◆ **Exercise aim**:
Omit the pictures, please, and give each record below again exactly.

◆ **Dataset content**:
··········
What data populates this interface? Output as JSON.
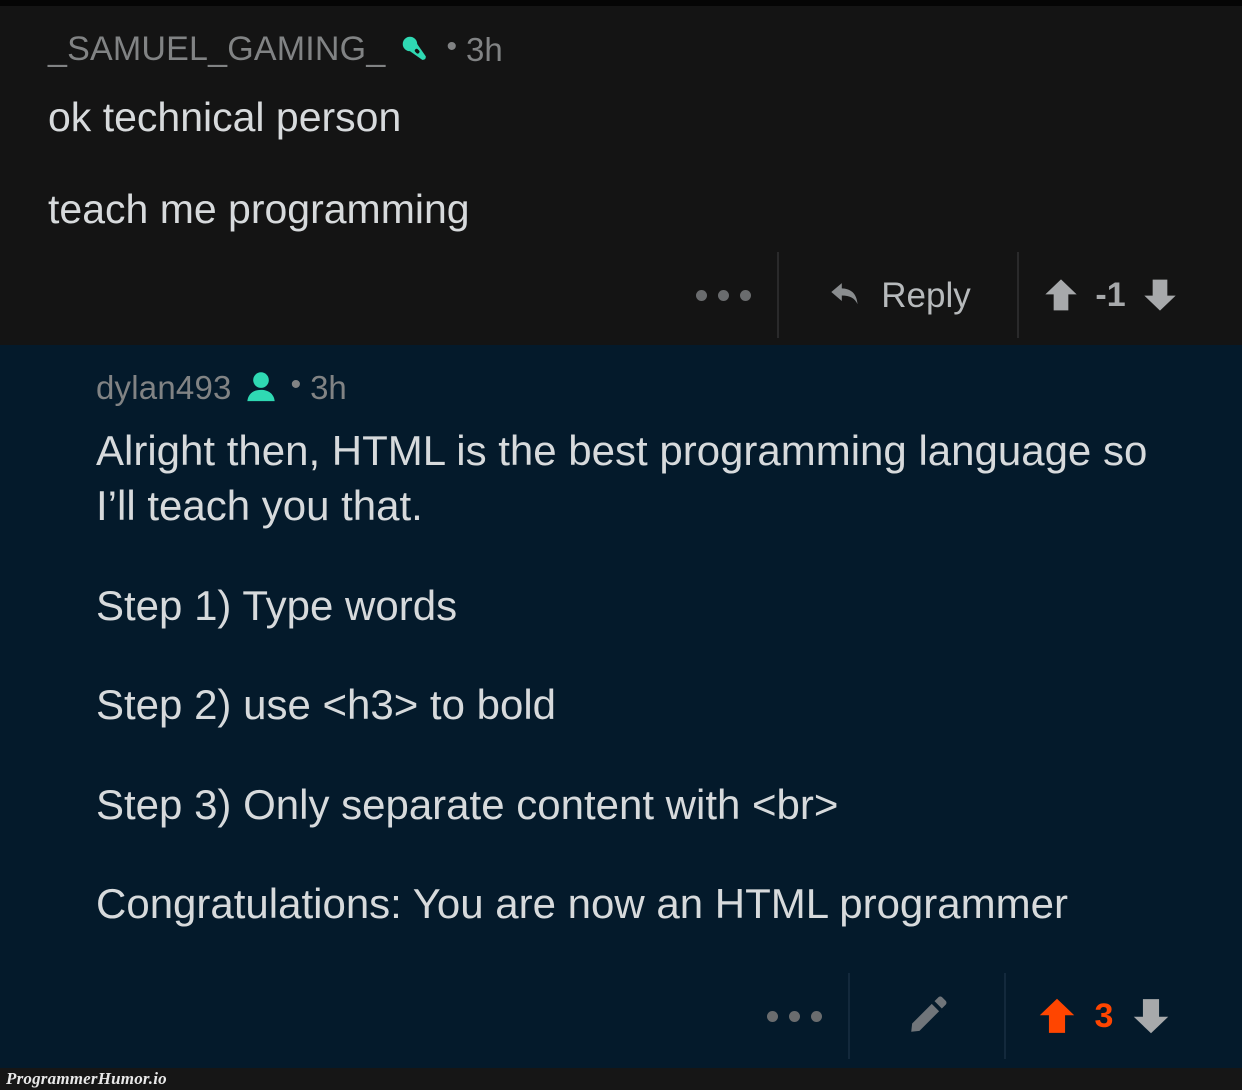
{
  "watermark": "ProgrammerHumor.io",
  "colors": {
    "comment_one_bg": "#141414",
    "comment_two_bg": "#041a2b",
    "username": "#818384",
    "body_text": "#d7dadc",
    "icon_accent_teal": "#2fd9b3",
    "upvote_orange": "#ff4500",
    "icon_gray": "#8a8d8f"
  },
  "comments": [
    {
      "username": "_SAMUEL_GAMING_",
      "badge_icon": "microphone-icon",
      "separator": "•",
      "timestamp": "3h",
      "paragraphs": [
        "ok technical person",
        "teach me programming"
      ],
      "actions": {
        "overflow_icon": "more-horizontal-icon",
        "reply_label": "Reply",
        "reply_icon": "reply-arrow-icon",
        "upvote_icon": "upvote-arrow-icon",
        "downvote_icon": "downvote-arrow-icon",
        "score": "-1",
        "vote_state": "none"
      }
    },
    {
      "username": "dylan493",
      "badge_icon": "user-person-icon",
      "separator": "•",
      "timestamp": "3h",
      "paragraphs": [
        "Alright then, HTML is the best programming language so I’ll teach you that.",
        "Step 1) Type words",
        "Step 2) use <h3> to bold",
        "Step 3) Only separate content with <br>",
        "Congratulations: You are now an HTML programmer"
      ],
      "actions": {
        "overflow_icon": "more-horizontal-icon",
        "edit_icon": "pencil-edit-icon",
        "upvote_icon": "upvote-arrow-icon",
        "downvote_icon": "downvote-arrow-icon",
        "score": "3",
        "vote_state": "upvoted"
      }
    }
  ]
}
··········
◆ **Answer below**:
What data populates this interface? Output as JSON.
{
  "watermark": "ProgrammerHumor.io",
  "colors": {
    "comment_one_bg": "#141414",
    "comment_two_bg": "#041a2b",
    "username": "#818384",
    "body_text": "#d7dadc",
    "icon_accent_teal": "#2fd9b3",
    "upvote_orange": "#ff4500",
    "icon_gray": "#8a8d8f"
  },
  "comments": [
    {
      "username": "_SAMUEL_GAMING_",
      "badge_icon": "microphone-icon",
      "separator": "•",
      "timestamp": "3h",
      "paragraphs": [
        "ok technical person",
        "teach me programming"
      ],
      "actions": {
        "overflow_icon": "more-horizontal-icon",
        "reply_label": "Reply",
        "reply_icon": "reply-arrow-icon",
        "upvote_icon": "upvote-arrow-icon",
        "downvote_icon": "downvote-arrow-icon",
        "score": "-1",
        "vote_state": "none"
      }
    },
    {
      "username": "dylan493",
      "badge_icon": "user-person-icon",
      "separator": "•",
      "timestamp": "3h",
      "paragraphs": [
        "Alright then, HTML is the best programming language so I’ll teach you that.",
        "Step 1) Type words",
        "Step 2) use <h3> to bold",
        "Step 3) Only separate content with <br>",
        "Congratulations: You are now an HTML programmer"
      ],
      "actions": {
        "overflow_icon": "more-horizontal-icon",
        "edit_icon": "pencil-edit-icon",
        "upvote_icon": "upvote-arrow-icon",
        "downvote_icon": "downvote-arrow-icon",
        "score": "3",
        "vote_state": "upvoted"
      }
    }
  ]
}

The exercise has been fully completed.